Supplied material
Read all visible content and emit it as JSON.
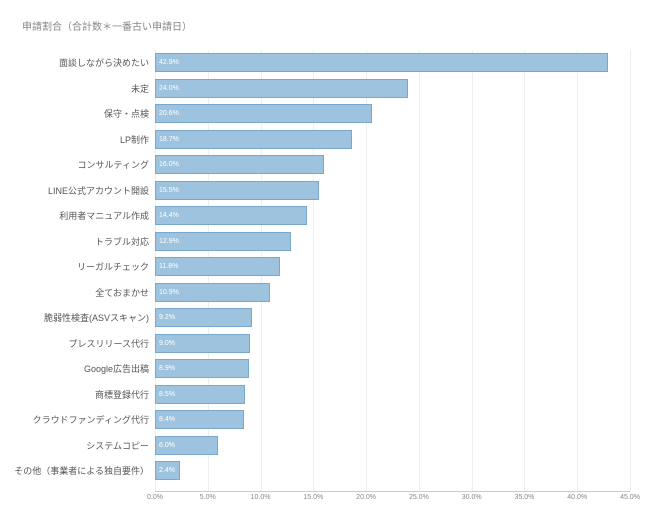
{
  "title": "申請割合（合計数＊一番古い申請日）",
  "chart_data": {
    "type": "bar",
    "orientation": "horizontal",
    "title": "申請割合（合計数＊一番古い申請日）",
    "xlabel": "",
    "ylabel": "",
    "xlim": [
      0,
      45
    ],
    "categories": [
      "面談しながら決めたい",
      "未定",
      "保守・点検",
      "LP制作",
      "コンサルティング",
      "LINE公式アカウント開設",
      "利用者マニュアル作成",
      "トラブル対応",
      "リーガルチェック",
      "全ておまかせ",
      "脆弱性検査(ASVスキャン)",
      "プレスリリース代行",
      "Google広告出稿",
      "商標登録代行",
      "クラウドファンディング代行",
      "システムコピー",
      "その他（事業者による独自要件）"
    ],
    "values": [
      42.9,
      24.0,
      20.6,
      18.7,
      16.0,
      15.5,
      14.4,
      12.9,
      11.8,
      10.9,
      9.2,
      9.0,
      8.9,
      8.5,
      8.4,
      6.0,
      2.4
    ],
    "value_suffix": "%",
    "ticks": [
      0.0,
      5.0,
      10.0,
      15.0,
      20.0,
      25.0,
      30.0,
      35.0,
      40.0,
      45.0
    ]
  }
}
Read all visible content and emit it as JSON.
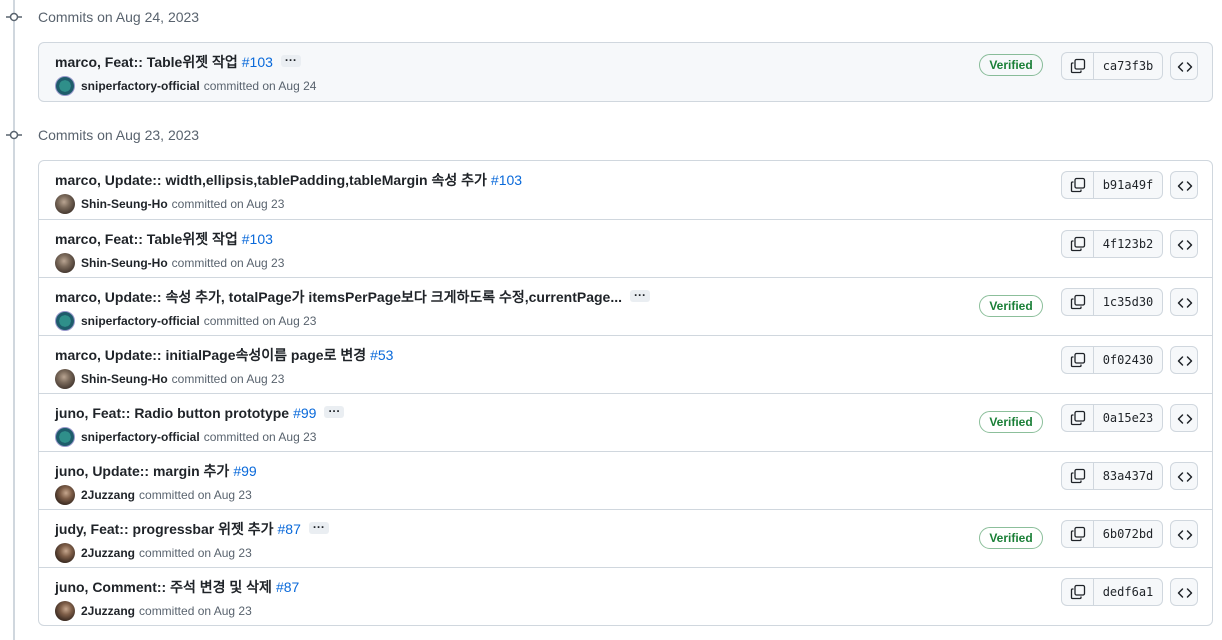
{
  "groups": [
    {
      "title": "Commits on Aug 24, 2023",
      "commits": [
        {
          "message": "marco, Feat:: Table위젯 작업",
          "pr": "#103",
          "ellipsis": true,
          "author": "sniperfactory-official",
          "avatar": "org",
          "date_text": "committed on Aug 24",
          "verified": "Verified",
          "sha": "ca73f3b"
        }
      ]
    },
    {
      "title": "Commits on Aug 23, 2023",
      "commits": [
        {
          "message": "marco, Update:: width,ellipsis,tablePadding,tableMargin 속성 추가",
          "pr": "#103",
          "ellipsis": false,
          "author": "Shin-Seung-Ho",
          "avatar": "person1",
          "date_text": "committed on Aug 23",
          "verified": "",
          "sha": "b91a49f"
        },
        {
          "message": "marco, Feat:: Table위젯 작업",
          "pr": "#103",
          "ellipsis": false,
          "author": "Shin-Seung-Ho",
          "avatar": "person1",
          "date_text": "committed on Aug 23",
          "verified": "",
          "sha": "4f123b2"
        },
        {
          "message": "marco, Update:: 속성 추가, totalPage가 itemsPerPage보다 크게하도록 수정,currentPage...",
          "pr": "",
          "ellipsis": true,
          "author": "sniperfactory-official",
          "avatar": "org",
          "date_text": "committed on Aug 23",
          "verified": "Verified",
          "sha": "1c35d30"
        },
        {
          "message": "marco, Update:: initialPage속성이름 page로 변경",
          "pr": "#53",
          "ellipsis": false,
          "author": "Shin-Seung-Ho",
          "avatar": "person1",
          "date_text": "committed on Aug 23",
          "verified": "",
          "sha": "0f02430"
        },
        {
          "message": "juno, Feat:: Radio button prototype",
          "pr": "#99",
          "ellipsis": true,
          "author": "sniperfactory-official",
          "avatar": "org",
          "date_text": "committed on Aug 23",
          "verified": "Verified",
          "sha": "0a15e23"
        },
        {
          "message": "juno, Update:: margin 추가",
          "pr": "#99",
          "ellipsis": false,
          "author": "2Juzzang",
          "avatar": "person2",
          "date_text": "committed on Aug 23",
          "verified": "",
          "sha": "83a437d"
        },
        {
          "message": "judy, Feat:: progressbar 위젯 추가",
          "pr": "#87",
          "ellipsis": true,
          "author": "2Juzzang",
          "avatar": "person2",
          "date_text": "committed on Aug 23",
          "verified": "Verified",
          "sha": "6b072bd"
        },
        {
          "message": "juno, Comment:: 주석 변경 및 삭제",
          "pr": "#87",
          "ellipsis": false,
          "author": "2Juzzang",
          "avatar": "person2",
          "date_text": "committed on Aug 23",
          "verified": "",
          "sha": "dedf6a1"
        }
      ]
    }
  ],
  "icons": {
    "commit": "git-commit-icon",
    "copy": "copy-icon",
    "browse": "code-icon",
    "more": "ellipsis-icon"
  },
  "colors": {
    "link": "#0969da",
    "verified": "#1a7f37",
    "border": "#d0d7de",
    "muted": "#59636e"
  }
}
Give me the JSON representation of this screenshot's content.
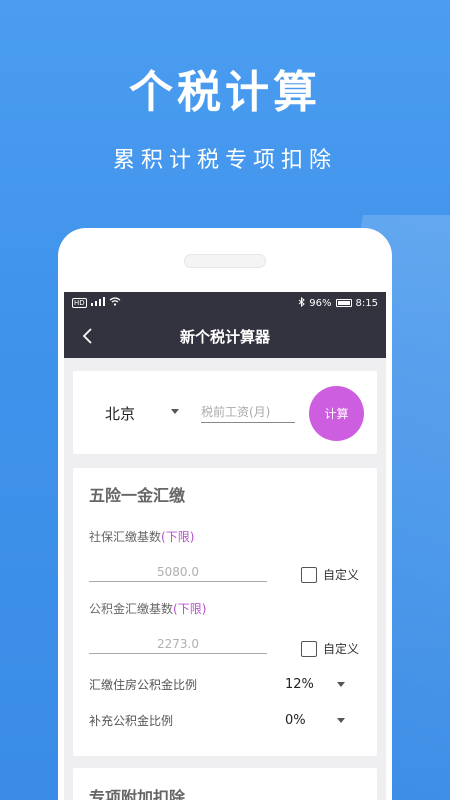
{
  "hero": {
    "title": "个税计算",
    "subtitle": "累积计税专项扣除"
  },
  "statusbar": {
    "left_icons": "HD ⁴ᴳ",
    "battery": "96%",
    "time": "8:15"
  },
  "appbar": {
    "title": "新个税计算器"
  },
  "calc": {
    "city": "北京",
    "salary_placeholder": "税前工资(月)",
    "button_label": "计算"
  },
  "insurance": {
    "title": "五险一金汇缴",
    "social_label": "社保汇缴基数",
    "social_hint": "(下限)",
    "social_value": "5080.0",
    "fund_label": "公积金汇缴基数",
    "fund_hint": "(下限)",
    "fund_value": "2273.0",
    "custom_label": "自定义",
    "housing_ratio_label": "汇缴住房公积金比例",
    "housing_ratio_value": "12%",
    "extra_ratio_label": "补充公积金比例",
    "extra_ratio_value": "0%"
  },
  "special": {
    "title": "专项附加扣除"
  }
}
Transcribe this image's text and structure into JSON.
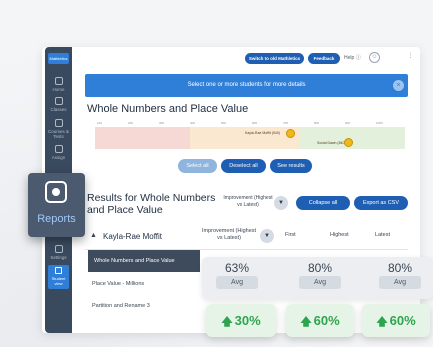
{
  "sidebar": {
    "logo": "Mathletics",
    "items": [
      {
        "label": "Home"
      },
      {
        "label": "Classes"
      },
      {
        "label": "Courses & Tests"
      },
      {
        "label": "Assign"
      },
      {
        "label": "Settings"
      }
    ],
    "student_view": "Student view"
  },
  "topbar": {
    "switch_label": "Switch to old Mathletics",
    "feedback_label": "Feedback",
    "help_label": "Help"
  },
  "banner": {
    "text": "Select one or more students for more details"
  },
  "page": {
    "title": "Whole Numbers and Place Value"
  },
  "range": {
    "ticks": [
      "100",
      "200",
      "300",
      "400",
      "500",
      "600",
      "700",
      "800",
      "900",
      "1000"
    ],
    "marker1": "Kayla-Rae Moffit (540)",
    "marker2": "Social Dawn (840)"
  },
  "actions": {
    "select_all": "Select all",
    "deselect_all": "Deselect all",
    "see_results": "See results"
  },
  "results": {
    "title": "Results for Whole Numbers and Place Value",
    "improvement_label": "Improvement (Highest vs Latest)",
    "collapse_all": "Collapse all",
    "export_csv": "Export as CSV"
  },
  "table": {
    "student": "Kayla-Rae Moffit",
    "col_improvement": "Improvement (Highest vs Latest)",
    "col_first": "First",
    "col_highest": "Highest",
    "col_latest": "Latest",
    "rows": [
      "Whole Numbers and Place Value",
      "Place Value - Millions",
      "Partition and Rename 3"
    ]
  },
  "reports": {
    "label": "Reports"
  },
  "averages": [
    {
      "value": "63%",
      "label": "Avg"
    },
    {
      "value": "80%",
      "label": "Avg"
    },
    {
      "value": "80%",
      "label": "Avg"
    }
  ],
  "gains": [
    "30%",
    "60%",
    "60%"
  ],
  "colors": {
    "accent": "#2f7fd8",
    "brand": "#1e5fb4",
    "positive": "#2fa44f",
    "sidebar": "#3a4a5e"
  }
}
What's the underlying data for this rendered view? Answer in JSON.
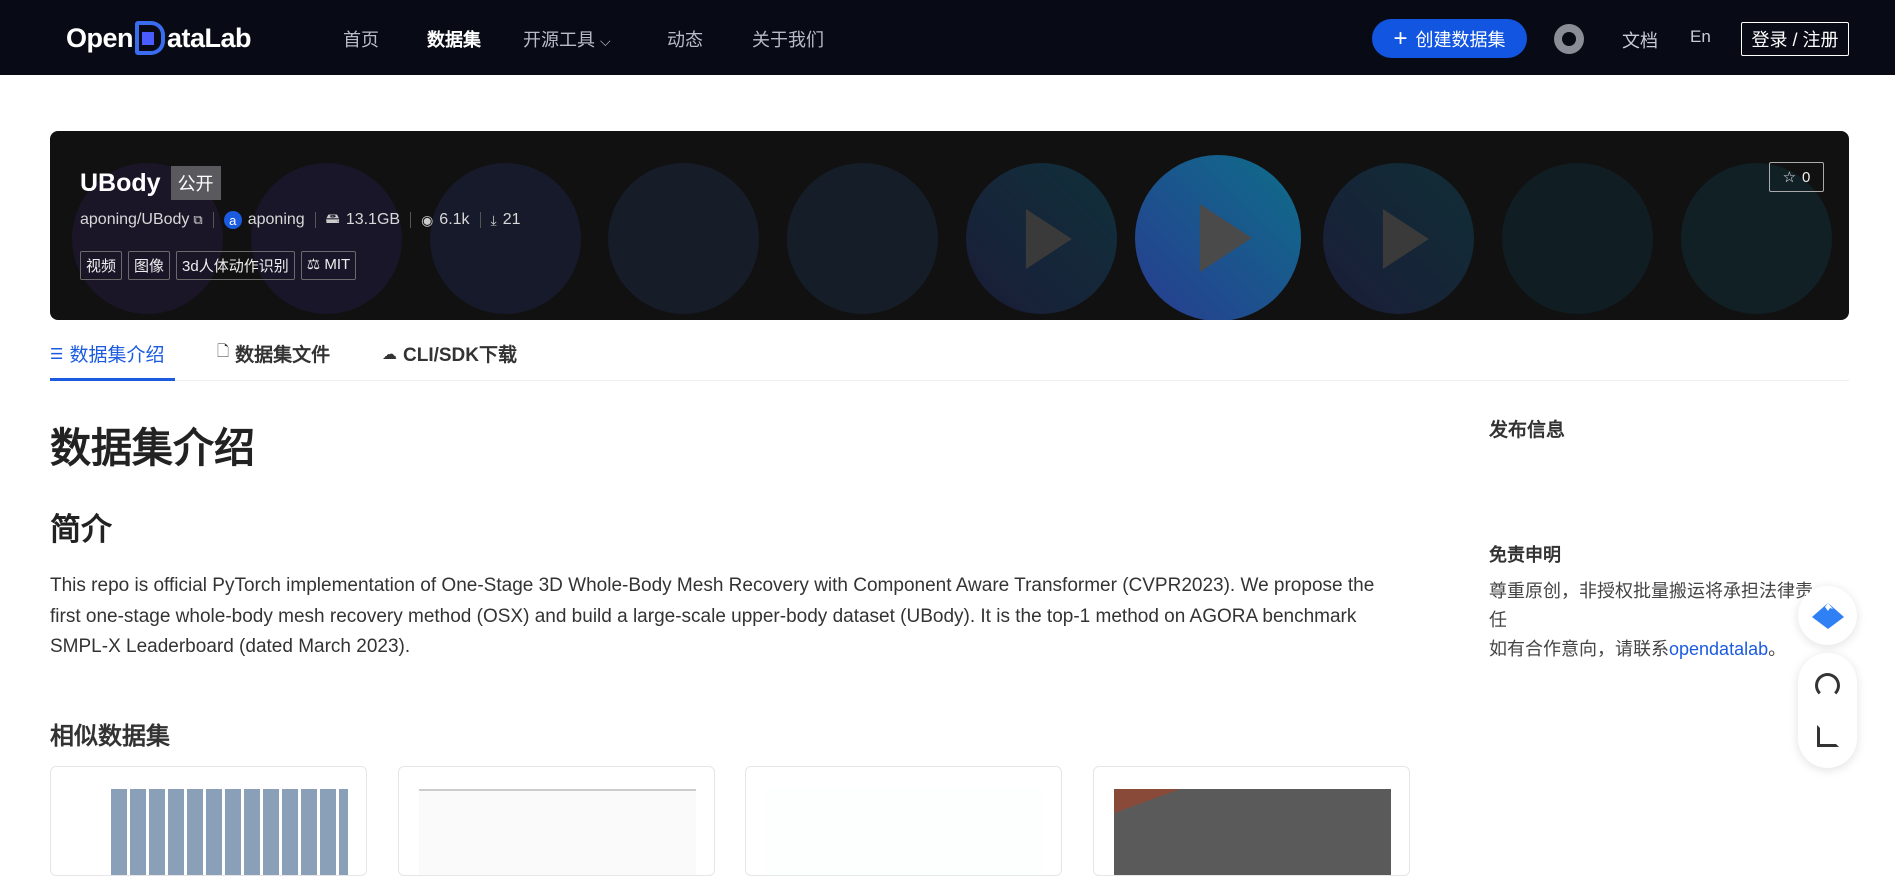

The request
Retype the data above exactly; pictures are not part of the copy.

Answer in full
Read all visible content and emit it as JSON.
{
  "title": "申請割合（合計数＊一番古い申請日）",
  "chart_data": {
    "type": "bar",
    "orientation": "horizontal",
    "title": "申請割合（合計数＊一番古い申請日）",
    "xlabel": "",
    "ylabel": "",
    "xlim": [
      0,
      45
    ],
    "categories": [
      "面談しながら決めたい",
      "未定",
      "保守・点検",
      "LP制作",
      "コンサルティング",
      "LINE公式アカウント開設",
      "利用者マニュアル作成",
      "トラブル対応",
      "リーガルチェック",
      "全ておまかせ",
      "脆弱性検査(ASVスキャン)",
      "プレスリリース代行",
      "Google広告出稿",
      "商標登録代行",
      "クラウドファンディング代行",
      "システムコピー",
      "その他（事業者による独自要件）"
    ],
    "values": [
      42.9,
      24.0,
      20.6,
      18.7,
      16.0,
      15.5,
      14.4,
      12.9,
      11.8,
      10.9,
      9.2,
      9.0,
      8.9,
      8.5,
      8.4,
      6.0,
      2.4
    ],
    "value_suffix": "%",
    "ticks": [
      0.0,
      5.0,
      10.0,
      15.0,
      20.0,
      25.0,
      30.0,
      35.0,
      40.0,
      45.0
    ]
  }
}
Read all visible content and emit it as JSON.
{
  "groups": [
    {
      "title": "Commits on Aug 24, 2023",
      "commits": [
        {
          "message": "marco, Feat:: Table위젯 작업",
          "pr": "#103",
          "ellipsis": true,
          "author": "sniperfactory-official",
          "avatar": "org",
          "date_text": "committed on Aug 24",
          "verified": "Verified",
          "sha": "ca73f3b"
        }
      ]
    },
    {
      "title": "Commits on Aug 23, 2023",
      "commits": [
        {
          "message": "marco, Update:: width,ellipsis,tablePadding,tableMargin 속성 추가",
          "pr": "#103",
          "ellipsis": false,
          "author": "Shin-Seung-Ho",
          "avatar": "person1",
          "date_text": "committed on Aug 23",
          "verified": "",
          "sha": "b91a49f"
        },
        {
          "message": "marco, Feat:: Table위젯 작업",
          "pr": "#103",
          "ellipsis": false,
          "author": "Shin-Seung-Ho",
          "avatar": "person1",
          "date_text": "committed on Aug 23",
          "verified": "",
          "sha": "4f123b2"
        },
        {
          "message": "marco, Update:: 속성 추가, totalPage가 itemsPerPage보다 크게하도록 수정,currentPage...",
          "pr": "",
          "ellipsis": true,
          "author": "sniperfactory-official",
          "avatar": "org",
          "date_text": "committed on Aug 23",
          "verified": "Verified",
          "sha": "1c35d30"
        },
        {
          "message": "marco, Update:: initialPage속성이름 page로 변경",
          "pr": "#53",
          "ellipsis": false,
          "author": "Shin-Seung-Ho",
          "avatar": "person1",
          "date_text": "committed on Aug 23",
          "verified": "",
          "sha": "0f02430"
        },
        {
          "message": "juno, Feat:: Radio button prototype",
          "pr": "#99",
          "ellipsis": true,
          "author": "sniperfactory-official",
          "avatar": "org",
          "date_text": "committed on Aug 23",
          "verified": "Verified",
          "sha": "0a15e23"
        },
        {
          "message": "juno, Update:: margin 추가",
          "pr": "#99",
          "ellipsis": false,
          "author": "2Juzzang",
          "avatar": "person2",
          "date_text": "committed on Aug 23",
          "verified": "",
          "sha": "83a437d"
        },
        {
          "message": "judy, Feat:: progressbar 위젯 추가",
          "pr": "#87",
          "ellipsis": true,
          "author": "2Juzzang",
          "avatar": "person2",
          "date_text": "committed on Aug 23",
          "verified": "Verified",
          "sha": "6b072bd"
        },
        {
          "message": "juno, Comment:: 주석 변경 및 삭제",
          "pr": "#87",
          "ellipsis": false,
          "author": "2Juzzang",
          "avatar": "person2",
          "date_text": "committed on Aug 23",
          "verified": "",
          "sha": "dedf6a1"
        }
      ]
    }
  ],
  "icons": {
    "commit": "git-commit-icon",
    "copy": "copy-icon",
    "browse": "code-icon",
    "more": "ellipsis-icon"
  },
  "colors": {
    "link": "#0969da",
    "verified": "#1a7f37",
    "border": "#d0d7de",
    "muted": "#59636e"
  }
}
Give me the JSON representation of this screenshot's content.
{
  "hero": {
    "title": "个税计算",
    "subtitle": "累积计税专项扣除"
  },
  "statusbar": {
    "left_icons": "HD ⁴ᴳ",
    "battery": "96%",
    "time": "8:15"
  },
  "appbar": {
    "title": "新个税计算器"
  },
  "calc": {
    "city": "北京",
    "salary_placeholder": "税前工资(月)",
    "button_label": "计算"
  },
  "insurance": {
    "title": "五险一金汇缴",
    "social_label": "社保汇缴基数",
    "social_hint": "(下限)",
    "social_value": "5080.0",
    "fund_label": "公积金汇缴基数",
    "fund_hint": "(下限)",
    "fund_value": "2273.0",
    "custom_label": "自定义",
    "housing_ratio_label": "汇缴住房公积金比例",
    "housing_ratio_value": "12%",
    "extra_ratio_label": "补充公积金比例",
    "extra_ratio_value": "0%"
  },
  "special": {
    "title": "专项附加扣除"
  }
}
Transcribe this image's text and structure into JSON.
{
  "sidebar": {
    "logo": "Mathletics",
    "items": [
      {
        "label": "Home"
      },
      {
        "label": "Classes"
      },
      {
        "label": "Courses & Tests"
      },
      {
        "label": "Assign"
      },
      {
        "label": "Settings"
      }
    ],
    "student_view": "Student view"
  },
  "topbar": {
    "switch_label": "Switch to old Mathletics",
    "feedback_label": "Feedback",
    "help_label": "Help"
  },
  "banner": {
    "text": "Select one or more students for more details"
  },
  "page": {
    "title": "Whole Numbers and Place Value"
  },
  "range": {
    "ticks": [
      "100",
      "200",
      "300",
      "400",
      "500",
      "600",
      "700",
      "800",
      "900",
      "1000"
    ],
    "marker1": "Kayla-Rae Moffit (540)",
    "marker2": "Social Dawn (840)"
  },
  "actions": {
    "select_all": "Select all",
    "deselect_all": "Deselect all",
    "see_results": "See results"
  },
  "results": {
    "title": "Results for Whole Numbers and Place Value",
    "improvement_label": "Improvement (Highest vs Latest)",
    "collapse_all": "Collapse all",
    "export_csv": "Export as CSV"
  },
  "table": {
    "student": "Kayla-Rae Moffit",
    "col_improvement": "Improvement (Highest vs Latest)",
    "col_first": "First",
    "col_highest": "Highest",
    "col_latest": "Latest",
    "rows": [
      "Whole Numbers and Place Value",
      "Place Value - Millions",
      "Partition and Rename 3"
    ]
  },
  "reports": {
    "label": "Reports"
  },
  "averages": [
    {
      "value": "63%",
      "label": "Avg"
    },
    {
      "value": "80%",
      "label": "Avg"
    },
    {
      "value": "80%",
      "label": "Avg"
    }
  ],
  "gains": [
    "30%",
    "60%",
    "60%"
  ],
  "colors": {
    "accent": "#2f7fd8",
    "brand": "#1e5fb4",
    "positive": "#2fa44f",
    "sidebar": "#3a4a5e"
  }
}
What's the underlying data for this rendered view? Answer in JSON.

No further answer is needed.